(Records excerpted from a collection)
• • • •
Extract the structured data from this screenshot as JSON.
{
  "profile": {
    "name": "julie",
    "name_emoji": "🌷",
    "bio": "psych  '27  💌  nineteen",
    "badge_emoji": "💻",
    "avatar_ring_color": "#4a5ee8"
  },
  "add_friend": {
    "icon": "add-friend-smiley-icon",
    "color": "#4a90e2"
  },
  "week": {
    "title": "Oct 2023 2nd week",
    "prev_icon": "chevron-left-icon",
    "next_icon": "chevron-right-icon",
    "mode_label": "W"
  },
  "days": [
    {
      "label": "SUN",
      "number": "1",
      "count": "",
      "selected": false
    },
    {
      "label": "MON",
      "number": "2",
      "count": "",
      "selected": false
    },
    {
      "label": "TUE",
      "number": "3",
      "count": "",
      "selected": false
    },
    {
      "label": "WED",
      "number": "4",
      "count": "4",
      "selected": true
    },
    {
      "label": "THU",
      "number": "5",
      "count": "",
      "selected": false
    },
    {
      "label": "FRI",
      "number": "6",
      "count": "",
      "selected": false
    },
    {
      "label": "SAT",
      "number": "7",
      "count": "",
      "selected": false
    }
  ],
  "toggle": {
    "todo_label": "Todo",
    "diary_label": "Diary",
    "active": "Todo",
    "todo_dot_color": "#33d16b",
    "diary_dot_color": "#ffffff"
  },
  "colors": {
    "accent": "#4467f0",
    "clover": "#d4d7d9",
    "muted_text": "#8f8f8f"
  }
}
• • • •
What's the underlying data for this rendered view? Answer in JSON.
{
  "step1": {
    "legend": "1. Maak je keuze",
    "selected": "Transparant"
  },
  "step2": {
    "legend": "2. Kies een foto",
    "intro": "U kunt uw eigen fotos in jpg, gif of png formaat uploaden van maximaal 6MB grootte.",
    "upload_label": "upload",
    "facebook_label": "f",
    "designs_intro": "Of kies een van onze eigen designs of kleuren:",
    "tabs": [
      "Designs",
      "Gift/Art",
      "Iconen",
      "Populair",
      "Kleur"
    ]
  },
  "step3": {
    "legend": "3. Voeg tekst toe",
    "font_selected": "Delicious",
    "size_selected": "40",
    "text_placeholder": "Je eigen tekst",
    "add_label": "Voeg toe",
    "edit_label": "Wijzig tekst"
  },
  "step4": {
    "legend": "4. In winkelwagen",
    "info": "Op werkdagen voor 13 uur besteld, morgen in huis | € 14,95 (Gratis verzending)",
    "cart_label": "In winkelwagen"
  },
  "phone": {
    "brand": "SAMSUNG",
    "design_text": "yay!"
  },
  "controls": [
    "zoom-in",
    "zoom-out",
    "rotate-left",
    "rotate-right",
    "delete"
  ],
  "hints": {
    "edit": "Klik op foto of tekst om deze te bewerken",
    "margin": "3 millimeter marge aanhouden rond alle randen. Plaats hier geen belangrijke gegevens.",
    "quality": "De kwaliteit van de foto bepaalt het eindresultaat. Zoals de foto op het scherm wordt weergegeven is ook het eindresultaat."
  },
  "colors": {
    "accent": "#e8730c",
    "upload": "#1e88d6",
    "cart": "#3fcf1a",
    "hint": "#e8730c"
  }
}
• • • •
■ Requirement ■
Return each line of the data that contains the string "left".

■ Final result ■
    "prev_icon": "chevron-left-icon",
    "rotate-left",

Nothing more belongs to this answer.